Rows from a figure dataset
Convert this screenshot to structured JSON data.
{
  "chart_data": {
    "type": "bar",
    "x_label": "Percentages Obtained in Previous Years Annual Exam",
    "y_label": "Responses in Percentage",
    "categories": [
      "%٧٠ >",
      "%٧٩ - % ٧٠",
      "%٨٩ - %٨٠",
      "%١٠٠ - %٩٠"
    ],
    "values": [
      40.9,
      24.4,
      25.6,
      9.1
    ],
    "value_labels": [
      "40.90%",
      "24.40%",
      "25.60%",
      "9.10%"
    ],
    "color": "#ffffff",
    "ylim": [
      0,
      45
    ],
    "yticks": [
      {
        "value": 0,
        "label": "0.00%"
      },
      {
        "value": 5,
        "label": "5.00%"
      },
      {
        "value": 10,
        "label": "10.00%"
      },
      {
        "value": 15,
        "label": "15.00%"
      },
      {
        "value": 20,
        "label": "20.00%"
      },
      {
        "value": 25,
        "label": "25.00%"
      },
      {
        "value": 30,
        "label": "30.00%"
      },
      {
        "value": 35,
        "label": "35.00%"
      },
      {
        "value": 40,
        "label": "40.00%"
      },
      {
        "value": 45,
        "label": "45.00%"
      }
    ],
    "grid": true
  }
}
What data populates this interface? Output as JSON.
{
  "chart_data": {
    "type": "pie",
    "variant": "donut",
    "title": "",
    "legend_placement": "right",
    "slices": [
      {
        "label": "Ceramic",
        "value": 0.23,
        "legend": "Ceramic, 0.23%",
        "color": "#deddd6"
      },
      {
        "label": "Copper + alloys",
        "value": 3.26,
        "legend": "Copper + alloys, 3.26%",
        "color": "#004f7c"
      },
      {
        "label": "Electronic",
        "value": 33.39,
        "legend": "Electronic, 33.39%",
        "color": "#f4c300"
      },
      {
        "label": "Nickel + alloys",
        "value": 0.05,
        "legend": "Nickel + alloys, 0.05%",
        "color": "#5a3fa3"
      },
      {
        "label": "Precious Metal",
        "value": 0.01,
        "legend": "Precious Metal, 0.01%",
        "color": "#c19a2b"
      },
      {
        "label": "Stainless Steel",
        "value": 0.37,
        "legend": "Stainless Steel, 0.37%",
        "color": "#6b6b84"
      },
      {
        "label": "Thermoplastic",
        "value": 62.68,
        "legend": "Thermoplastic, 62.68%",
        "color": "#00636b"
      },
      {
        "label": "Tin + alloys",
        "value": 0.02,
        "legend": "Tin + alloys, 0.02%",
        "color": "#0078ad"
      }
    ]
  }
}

### SHORT TASK
Reproduce the whole listing word for word.

### EXERCISE RESULT
Convert this screenshot to structured JSON data.
{
  "chart_data": {
    "type": "bar",
    "x_label": "Percentages Obtained in Previous Years Annual Exam",
    "y_label": "Responses in Percentage",
    "categories": [
      "%٧٠ >",
      "%٧٩ - % ٧٠",
      "%٨٩ - %٨٠",
      "%١٠٠ - %٩٠"
    ],
    "values": [
      40.9,
      24.4,
      25.6,
      9.1
    ],
    "value_labels": [
      "40.90%",
      "24.40%",
      "25.60%",
      "9.10%"
    ],
    "color": "#ffffff",
    "ylim": [
      0,
      45
    ],
    "yticks": [
      {
        "value": 0,
        "label": "0.00%"
      },
      {
        "value": 5,
        "label": "5.00%"
      },
      {
        "value": 10,
        "label": "10.00%"
      },
      {
        "value": 15,
        "label": "15.00%"
      },
      {
        "value": 20,
        "label": "20.00%"
      },
      {
        "value": 25,
        "label": "25.00%"
      },
      {
        "value": 30,
        "label": "30.00%"
      },
      {
        "value": 35,
        "label": "35.00%"
      },
      {
        "value": 40,
        "label": "40.00%"
      },
      {
        "value": 45,
        "label": "45.00%"
      }
    ],
    "grid": true
  }
}
What data populates this interface? Output as JSON.
{
  "chart_data": {
    "type": "pie",
    "variant": "donut",
    "title": "",
    "legend_placement": "right",
    "slices": [
      {
        "label": "Ceramic",
        "value": 0.23,
        "legend": "Ceramic, 0.23%",
        "color": "#deddd6"
      },
      {
        "label": "Copper + alloys",
        "value": 3.26,
        "legend": "Copper + alloys, 3.26%",
        "color": "#004f7c"
      },
      {
        "label": "Electronic",
        "value": 33.39,
        "legend": "Electronic, 33.39%",
        "color": "#f4c300"
      },
      {
        "label": "Nickel + alloys",
        "value": 0.05,
        "legend": "Nickel + alloys, 0.05%",
        "color": "#5a3fa3"
      },
      {
        "label": "Precious Metal",
        "value": 0.01,
        "legend": "Precious Metal, 0.01%",
        "color": "#c19a2b"
      },
      {
        "label": "Stainless Steel",
        "value": 0.37,
        "legend": "Stainless Steel, 0.37%",
        "color": "#6b6b84"
      },
      {
        "label": "Thermoplastic",
        "value": 62.68,
        "legend": "Thermoplastic, 62.68%",
        "color": "#00636b"
      },
      {
        "label": "Tin + alloys",
        "value": 0.02,
        "legend": "Tin + alloys, 0.02%",
        "color": "#0078ad"
      }
    ]
  }
}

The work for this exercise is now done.